= Given instruction =
Read the lines that follow and pick out every one containing the word "shall".

= Data supplied =
· · · · ·
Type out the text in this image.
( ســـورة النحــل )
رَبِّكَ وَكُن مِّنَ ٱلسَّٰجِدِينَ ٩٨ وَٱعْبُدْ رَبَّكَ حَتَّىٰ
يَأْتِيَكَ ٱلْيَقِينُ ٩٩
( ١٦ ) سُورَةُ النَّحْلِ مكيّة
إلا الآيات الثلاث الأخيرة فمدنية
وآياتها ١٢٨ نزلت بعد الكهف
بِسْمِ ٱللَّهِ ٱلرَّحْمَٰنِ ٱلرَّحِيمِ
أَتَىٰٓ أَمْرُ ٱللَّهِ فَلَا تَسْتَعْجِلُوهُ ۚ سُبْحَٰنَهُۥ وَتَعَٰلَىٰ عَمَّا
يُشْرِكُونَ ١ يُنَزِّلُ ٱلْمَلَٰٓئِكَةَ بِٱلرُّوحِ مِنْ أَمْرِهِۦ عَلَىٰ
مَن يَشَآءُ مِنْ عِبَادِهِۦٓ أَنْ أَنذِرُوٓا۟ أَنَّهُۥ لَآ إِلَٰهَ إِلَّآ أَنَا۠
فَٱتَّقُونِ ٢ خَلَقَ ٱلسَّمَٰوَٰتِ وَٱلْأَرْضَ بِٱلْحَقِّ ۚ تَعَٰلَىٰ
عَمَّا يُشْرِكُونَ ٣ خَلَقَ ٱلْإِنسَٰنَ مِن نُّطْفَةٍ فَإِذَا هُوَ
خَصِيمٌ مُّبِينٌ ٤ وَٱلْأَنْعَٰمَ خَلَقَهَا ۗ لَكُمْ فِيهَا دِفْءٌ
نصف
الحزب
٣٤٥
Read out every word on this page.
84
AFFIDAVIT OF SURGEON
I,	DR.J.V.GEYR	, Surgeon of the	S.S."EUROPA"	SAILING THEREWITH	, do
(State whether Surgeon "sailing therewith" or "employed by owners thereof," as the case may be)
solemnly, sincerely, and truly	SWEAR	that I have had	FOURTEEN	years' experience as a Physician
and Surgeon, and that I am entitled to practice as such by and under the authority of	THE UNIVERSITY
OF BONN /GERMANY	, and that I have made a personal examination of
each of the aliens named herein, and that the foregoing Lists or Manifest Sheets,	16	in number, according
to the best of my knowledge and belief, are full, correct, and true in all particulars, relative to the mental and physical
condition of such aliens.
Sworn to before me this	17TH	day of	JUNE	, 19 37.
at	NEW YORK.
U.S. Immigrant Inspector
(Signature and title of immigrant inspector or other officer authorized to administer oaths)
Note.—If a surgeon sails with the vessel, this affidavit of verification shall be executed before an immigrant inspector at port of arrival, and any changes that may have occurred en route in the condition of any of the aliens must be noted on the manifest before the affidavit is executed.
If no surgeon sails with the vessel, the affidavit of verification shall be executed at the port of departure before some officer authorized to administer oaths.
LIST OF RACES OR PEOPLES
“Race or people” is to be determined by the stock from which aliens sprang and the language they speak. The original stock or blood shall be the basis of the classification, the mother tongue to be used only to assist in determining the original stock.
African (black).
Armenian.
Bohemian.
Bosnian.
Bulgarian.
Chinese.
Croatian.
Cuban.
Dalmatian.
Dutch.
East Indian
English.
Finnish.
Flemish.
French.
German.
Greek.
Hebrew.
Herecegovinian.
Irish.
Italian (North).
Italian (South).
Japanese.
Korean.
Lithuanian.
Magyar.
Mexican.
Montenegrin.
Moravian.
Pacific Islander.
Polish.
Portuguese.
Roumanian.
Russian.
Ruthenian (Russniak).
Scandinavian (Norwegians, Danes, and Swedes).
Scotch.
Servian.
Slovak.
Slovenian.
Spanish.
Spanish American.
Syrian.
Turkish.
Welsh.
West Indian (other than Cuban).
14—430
· · · · ·
= Answer for the task =
Note.—If a surgeon sails with the vessel, this affidavit of verification shall be executed before an immigrant inspector at port of arrival, and any changes that may have occurred en route in the condition of any of the aliens must be noted on the manifest before the affidavit is executed.
If no surgeon sails with the vessel, the affidavit of verification shall be executed at the port of departure before some officer authorized to administer oaths.
“Race or people” is to be determined by the stock from which aliens sprang and the language they speak. The original stock or blood shall be the basis of the classification, the mother tongue to be used only to assist in determining the original stock.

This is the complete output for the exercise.